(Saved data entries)
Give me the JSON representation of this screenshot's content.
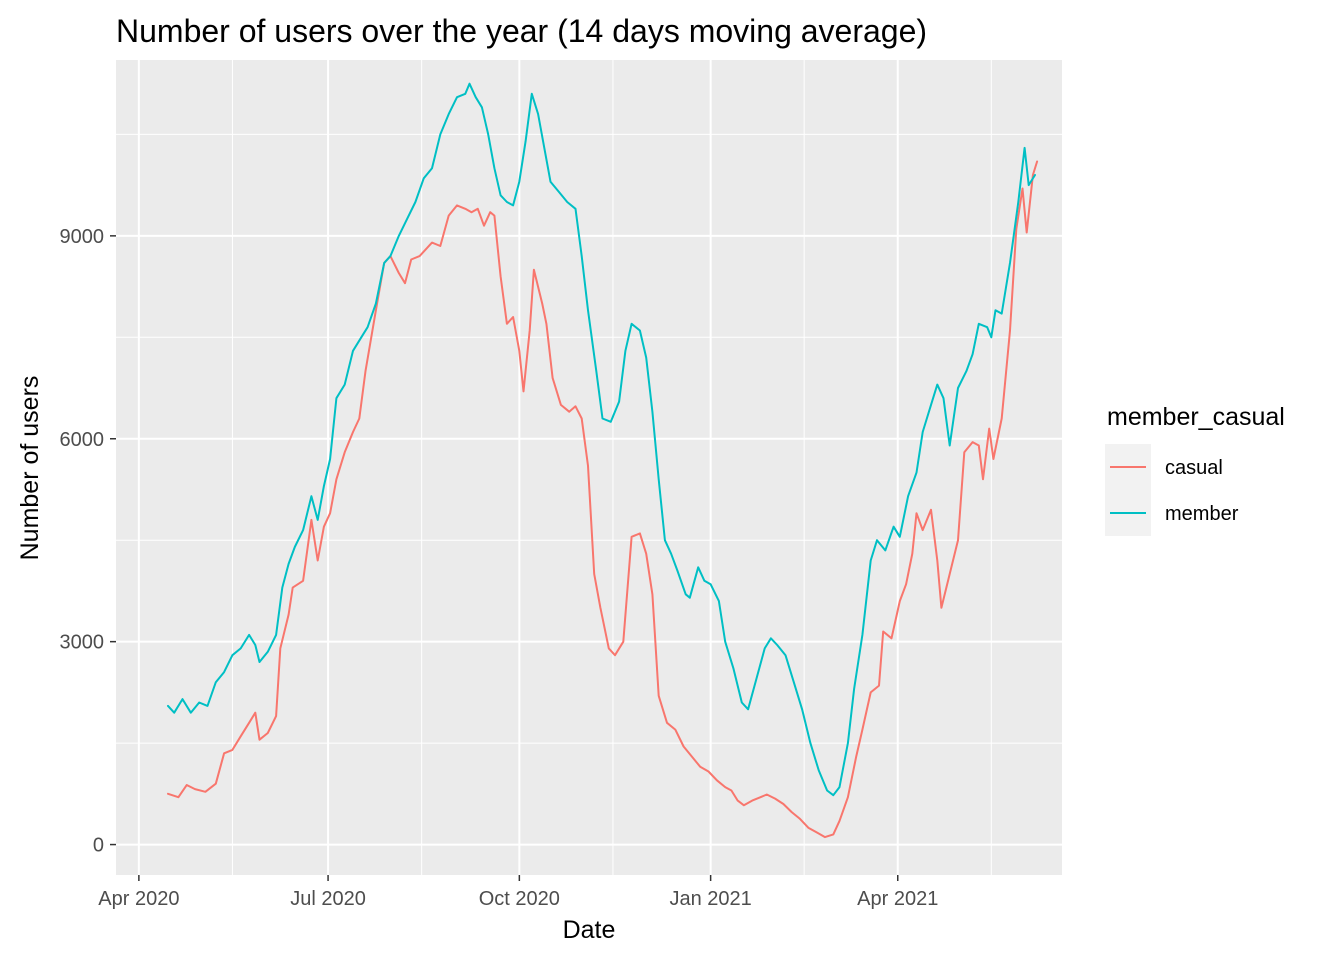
{
  "chart_data": {
    "type": "line",
    "title": "Number of users over the year (14 days moving average)",
    "xlabel": "Date",
    "ylabel": "Number of users",
    "x_axis_type": "date",
    "xlim": [
      "2020-03-21",
      "2021-06-19"
    ],
    "ylim": [
      -450,
      11600
    ],
    "x_ticks": [
      {
        "date": "2020-04-01",
        "label": "Apr 2020"
      },
      {
        "date": "2020-07-01",
        "label": "Jul 2020"
      },
      {
        "date": "2020-10-01",
        "label": "Oct 2020"
      },
      {
        "date": "2021-01-01",
        "label": "Jan 2021"
      },
      {
        "date": "2021-04-01",
        "label": "Apr 2021"
      }
    ],
    "x_minor_ticks": [
      "2020-05-16",
      "2020-08-15",
      "2020-11-15",
      "2021-02-15",
      "2021-05-16"
    ],
    "y_ticks": [
      0,
      3000,
      6000,
      9000
    ],
    "y_minor_ticks": [
      1500,
      4500,
      7500,
      10500
    ],
    "grid": true,
    "panel_background": "#ebebeb",
    "legend": {
      "title": "member_casual",
      "position": "right"
    },
    "series": [
      {
        "name": "casual",
        "color": "#f8766d",
        "points": [
          [
            "2020-04-15",
            750
          ],
          [
            "2020-04-20",
            700
          ],
          [
            "2020-04-24",
            880
          ],
          [
            "2020-04-28",
            820
          ],
          [
            "2020-05-03",
            780
          ],
          [
            "2020-05-08",
            900
          ],
          [
            "2020-05-12",
            1350
          ],
          [
            "2020-05-16",
            1400
          ],
          [
            "2020-05-20",
            1600
          ],
          [
            "2020-05-24",
            1800
          ],
          [
            "2020-05-27",
            1950
          ],
          [
            "2020-05-29",
            1550
          ],
          [
            "2020-06-02",
            1650
          ],
          [
            "2020-06-06",
            1900
          ],
          [
            "2020-06-08",
            2900
          ],
          [
            "2020-06-12",
            3400
          ],
          [
            "2020-06-14",
            3800
          ],
          [
            "2020-06-19",
            3900
          ],
          [
            "2020-06-23",
            4800
          ],
          [
            "2020-06-26",
            4200
          ],
          [
            "2020-06-29",
            4700
          ],
          [
            "2020-07-02",
            4900
          ],
          [
            "2020-07-05",
            5400
          ],
          [
            "2020-07-09",
            5800
          ],
          [
            "2020-07-13",
            6100
          ],
          [
            "2020-07-16",
            6300
          ],
          [
            "2020-07-19",
            7000
          ],
          [
            "2020-07-24",
            7900
          ],
          [
            "2020-07-28",
            8600
          ],
          [
            "2020-07-31",
            8700
          ],
          [
            "2020-08-04",
            8450
          ],
          [
            "2020-08-07",
            8300
          ],
          [
            "2020-08-10",
            8650
          ],
          [
            "2020-08-14",
            8700
          ],
          [
            "2020-08-20",
            8900
          ],
          [
            "2020-08-24",
            8850
          ],
          [
            "2020-08-28",
            9300
          ],
          [
            "2020-09-01",
            9450
          ],
          [
            "2020-09-05",
            9400
          ],
          [
            "2020-09-08",
            9350
          ],
          [
            "2020-09-11",
            9400
          ],
          [
            "2020-09-14",
            9150
          ],
          [
            "2020-09-17",
            9350
          ],
          [
            "2020-09-19",
            9300
          ],
          [
            "2020-09-22",
            8400
          ],
          [
            "2020-09-25",
            7700
          ],
          [
            "2020-09-28",
            7800
          ],
          [
            "2020-10-01",
            7300
          ],
          [
            "2020-10-03",
            6700
          ],
          [
            "2020-10-06",
            7600
          ],
          [
            "2020-10-08",
            8500
          ],
          [
            "2020-10-12",
            8000
          ],
          [
            "2020-10-14",
            7700
          ],
          [
            "2020-10-17",
            6900
          ],
          [
            "2020-10-21",
            6500
          ],
          [
            "2020-10-25",
            6400
          ],
          [
            "2020-10-28",
            6480
          ],
          [
            "2020-10-31",
            6300
          ],
          [
            "2020-11-03",
            5600
          ],
          [
            "2020-11-06",
            4000
          ],
          [
            "2020-11-09",
            3500
          ],
          [
            "2020-11-13",
            2900
          ],
          [
            "2020-11-16",
            2800
          ],
          [
            "2020-11-20",
            3000
          ],
          [
            "2020-11-24",
            4550
          ],
          [
            "2020-11-28",
            4600
          ],
          [
            "2020-12-01",
            4300
          ],
          [
            "2020-12-04",
            3700
          ],
          [
            "2020-12-07",
            2200
          ],
          [
            "2020-12-11",
            1800
          ],
          [
            "2020-12-15",
            1700
          ],
          [
            "2020-12-19",
            1450
          ],
          [
            "2020-12-23",
            1300
          ],
          [
            "2020-12-27",
            1150
          ],
          [
            "2020-12-31",
            1080
          ],
          [
            "2021-01-04",
            950
          ],
          [
            "2021-01-08",
            850
          ],
          [
            "2021-01-11",
            800
          ],
          [
            "2021-01-14",
            650
          ],
          [
            "2021-01-17",
            580
          ],
          [
            "2021-01-21",
            650
          ],
          [
            "2021-01-25",
            700
          ],
          [
            "2021-01-28",
            740
          ],
          [
            "2021-02-01",
            680
          ],
          [
            "2021-02-05",
            600
          ],
          [
            "2021-02-09",
            480
          ],
          [
            "2021-02-13",
            380
          ],
          [
            "2021-02-17",
            250
          ],
          [
            "2021-02-21",
            180
          ],
          [
            "2021-02-25",
            110
          ],
          [
            "2021-03-01",
            150
          ],
          [
            "2021-03-04",
            350
          ],
          [
            "2021-03-08",
            700
          ],
          [
            "2021-03-12",
            1300
          ],
          [
            "2021-03-15",
            1700
          ],
          [
            "2021-03-19",
            2250
          ],
          [
            "2021-03-23",
            2350
          ],
          [
            "2021-03-25",
            3150
          ],
          [
            "2021-03-29",
            3050
          ],
          [
            "2021-04-02",
            3600
          ],
          [
            "2021-04-05",
            3850
          ],
          [
            "2021-04-08",
            4300
          ],
          [
            "2021-04-10",
            4900
          ],
          [
            "2021-04-13",
            4650
          ],
          [
            "2021-04-17",
            4950
          ],
          [
            "2021-04-20",
            4200
          ],
          [
            "2021-04-22",
            3500
          ],
          [
            "2021-04-26",
            4000
          ],
          [
            "2021-04-30",
            4500
          ],
          [
            "2021-05-03",
            5800
          ],
          [
            "2021-05-07",
            5950
          ],
          [
            "2021-05-10",
            5900
          ],
          [
            "2021-05-12",
            5400
          ],
          [
            "2021-05-15",
            6150
          ],
          [
            "2021-05-17",
            5700
          ],
          [
            "2021-05-21",
            6300
          ],
          [
            "2021-05-25",
            7600
          ],
          [
            "2021-05-28",
            9100
          ],
          [
            "2021-05-31",
            9700
          ],
          [
            "2021-06-02",
            9050
          ],
          [
            "2021-06-05",
            9900
          ],
          [
            "2021-06-07",
            10100
          ]
        ]
      },
      {
        "name": "member",
        "color": "#00bfc4",
        "points": [
          [
            "2020-04-15",
            2050
          ],
          [
            "2020-04-18",
            1950
          ],
          [
            "2020-04-22",
            2150
          ],
          [
            "2020-04-26",
            1950
          ],
          [
            "2020-04-30",
            2100
          ],
          [
            "2020-05-04",
            2050
          ],
          [
            "2020-05-08",
            2400
          ],
          [
            "2020-05-12",
            2550
          ],
          [
            "2020-05-16",
            2800
          ],
          [
            "2020-05-20",
            2900
          ],
          [
            "2020-05-24",
            3100
          ],
          [
            "2020-05-27",
            2950
          ],
          [
            "2020-05-29",
            2700
          ],
          [
            "2020-06-02",
            2850
          ],
          [
            "2020-06-06",
            3100
          ],
          [
            "2020-06-09",
            3800
          ],
          [
            "2020-06-12",
            4150
          ],
          [
            "2020-06-15",
            4400
          ],
          [
            "2020-06-19",
            4650
          ],
          [
            "2020-06-23",
            5150
          ],
          [
            "2020-06-26",
            4800
          ],
          [
            "2020-06-29",
            5300
          ],
          [
            "2020-07-02",
            5700
          ],
          [
            "2020-07-05",
            6600
          ],
          [
            "2020-07-09",
            6800
          ],
          [
            "2020-07-13",
            7300
          ],
          [
            "2020-07-17",
            7500
          ],
          [
            "2020-07-20",
            7650
          ],
          [
            "2020-07-24",
            8000
          ],
          [
            "2020-07-28",
            8600
          ],
          [
            "2020-07-31",
            8700
          ],
          [
            "2020-08-04",
            9000
          ],
          [
            "2020-08-08",
            9250
          ],
          [
            "2020-08-12",
            9500
          ],
          [
            "2020-08-16",
            9850
          ],
          [
            "2020-08-20",
            10000
          ],
          [
            "2020-08-24",
            10500
          ],
          [
            "2020-08-28",
            10800
          ],
          [
            "2020-09-01",
            11050
          ],
          [
            "2020-09-05",
            11100
          ],
          [
            "2020-09-07",
            11250
          ],
          [
            "2020-09-10",
            11050
          ],
          [
            "2020-09-13",
            10900
          ],
          [
            "2020-09-16",
            10500
          ],
          [
            "2020-09-19",
            10000
          ],
          [
            "2020-09-22",
            9600
          ],
          [
            "2020-09-25",
            9500
          ],
          [
            "2020-09-28",
            9450
          ],
          [
            "2020-10-01",
            9800
          ],
          [
            "2020-10-04",
            10400
          ],
          [
            "2020-10-07",
            11100
          ],
          [
            "2020-10-10",
            10800
          ],
          [
            "2020-10-13",
            10300
          ],
          [
            "2020-10-16",
            9800
          ],
          [
            "2020-10-20",
            9650
          ],
          [
            "2020-10-24",
            9500
          ],
          [
            "2020-10-28",
            9400
          ],
          [
            "2020-10-31",
            8700
          ],
          [
            "2020-11-03",
            7900
          ],
          [
            "2020-11-07",
            7000
          ],
          [
            "2020-11-10",
            6300
          ],
          [
            "2020-11-14",
            6250
          ],
          [
            "2020-11-18",
            6550
          ],
          [
            "2020-11-21",
            7300
          ],
          [
            "2020-11-24",
            7700
          ],
          [
            "2020-11-28",
            7600
          ],
          [
            "2020-12-01",
            7200
          ],
          [
            "2020-12-04",
            6400
          ],
          [
            "2020-12-07",
            5400
          ],
          [
            "2020-12-10",
            4500
          ],
          [
            "2020-12-13",
            4300
          ],
          [
            "2020-12-16",
            4050
          ],
          [
            "2020-12-20",
            3700
          ],
          [
            "2020-12-22",
            3650
          ],
          [
            "2020-12-26",
            4100
          ],
          [
            "2020-12-29",
            3900
          ],
          [
            "2021-01-01",
            3850
          ],
          [
            "2021-01-05",
            3600
          ],
          [
            "2021-01-08",
            3000
          ],
          [
            "2021-01-12",
            2600
          ],
          [
            "2021-01-16",
            2100
          ],
          [
            "2021-01-19",
            2000
          ],
          [
            "2021-01-23",
            2450
          ],
          [
            "2021-01-27",
            2900
          ],
          [
            "2021-01-30",
            3050
          ],
          [
            "2021-02-02",
            2950
          ],
          [
            "2021-02-06",
            2800
          ],
          [
            "2021-02-10",
            2400
          ],
          [
            "2021-02-14",
            2000
          ],
          [
            "2021-02-18",
            1500
          ],
          [
            "2021-02-22",
            1100
          ],
          [
            "2021-02-26",
            800
          ],
          [
            "2021-03-01",
            730
          ],
          [
            "2021-03-04",
            850
          ],
          [
            "2021-03-08",
            1500
          ],
          [
            "2021-03-11",
            2300
          ],
          [
            "2021-03-15",
            3100
          ],
          [
            "2021-03-19",
            4200
          ],
          [
            "2021-03-22",
            4500
          ],
          [
            "2021-03-26",
            4350
          ],
          [
            "2021-03-30",
            4700
          ],
          [
            "2021-04-02",
            4550
          ],
          [
            "2021-04-06",
            5150
          ],
          [
            "2021-04-10",
            5500
          ],
          [
            "2021-04-13",
            6100
          ],
          [
            "2021-04-17",
            6500
          ],
          [
            "2021-04-20",
            6800
          ],
          [
            "2021-04-23",
            6600
          ],
          [
            "2021-04-26",
            5900
          ],
          [
            "2021-04-30",
            6750
          ],
          [
            "2021-05-04",
            7000
          ],
          [
            "2021-05-07",
            7250
          ],
          [
            "2021-05-10",
            7700
          ],
          [
            "2021-05-14",
            7650
          ],
          [
            "2021-05-16",
            7500
          ],
          [
            "2021-05-18",
            7900
          ],
          [
            "2021-05-21",
            7850
          ],
          [
            "2021-05-25",
            8600
          ],
          [
            "2021-05-29",
            9500
          ],
          [
            "2021-06-01",
            10300
          ],
          [
            "2021-06-03",
            9750
          ],
          [
            "2021-06-06",
            9900
          ]
        ]
      }
    ]
  }
}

= AIM OF THE EXERCISE =
Select all lines in the listing that include the word "Number".

= ANSWER BELOW =
    "title": "Number of users over the year (14 days moving average)",
    "ylabel": "Number of users",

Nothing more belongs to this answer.